Dans le "Pantin" : le récepteur est volontiers laissé dans le flou, les personnages n'ont pas de noms, il n'y pas de parole. Il m'est alors apparu que ton œuvre avait plus une vocation sensible intellectuelle. Qu'en penses-tu ?

 

Complètement, c'est ça. Vu que le pantin n'a pas de visage, il découvre le monde avec l’ouïe, le toucher, c'est tout. Et vu qu'il n'a pas de visage, ça peut être n'importe qui donc on peut vraiment se projeter dans ce personnage, fille ou garçon. Donc on est dans le domaine du sensible oui.

 

 

Du coup, à la lumière de ce que tu disais précédemment, je me demande si ça ne vient pas du fait que c'est né de la musique ?

 

Peut-être. Je ne me suis jamais posé la question mais sûrement inconsciemment oui.

 

Sans trop casser la liberté d'interprétation du lecteur, peux-tu nous parler des grands thèmes qui t'ont inspiré pour le livre ?

**Matériel fourni**:
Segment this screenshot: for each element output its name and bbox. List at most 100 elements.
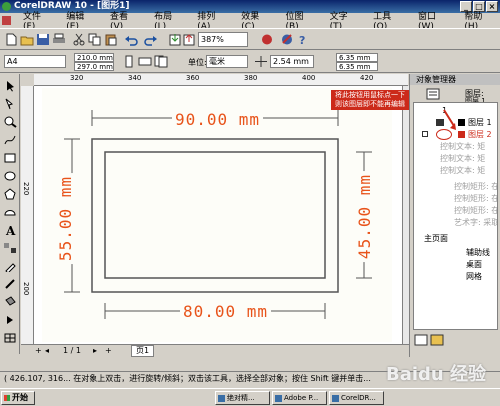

**Consigne écrite**:
Relevez mot pour mot l'intégralité de l'extrait d'entretien sur « Pantin ». Les lignes forment un matériau à part, distinct de l'extrait d'entretien.

**Réponse à l'exercice**:
Dans le "Pantin" : le récepteur est volontiers laissé dans le flou, les personnages n'ont pas de noms, il n'y pas de parole. Il m'est alors apparu que ton œuvre avait plus une vocation sensible intellectuelle. Qu'en penses-tu ?

 

Complètement, c'est ça. Vu que le pantin n'a pas de visage, il découvre le monde avec l’ouïe, le toucher, c'est tout. Et vu qu'il n'a pas de visage, ça peut être n'importe qui donc on peut vraiment se projeter dans ce personnage, fille ou garçon. Donc on est dans le domaine du sensible oui.

 

 

Du coup, à la lumière de ce que tu disais précédemment, je me demande si ça ne vient pas du fait que c'est né de la musique ?

 

Peut-être. Je ne me suis jamais posé la question mais sûrement inconsciemment oui.

 

Sans trop casser la liberté d'interprétation du lecteur, peux-tu nous parler des grands thèmes qui t'ont inspiré pour le livre ?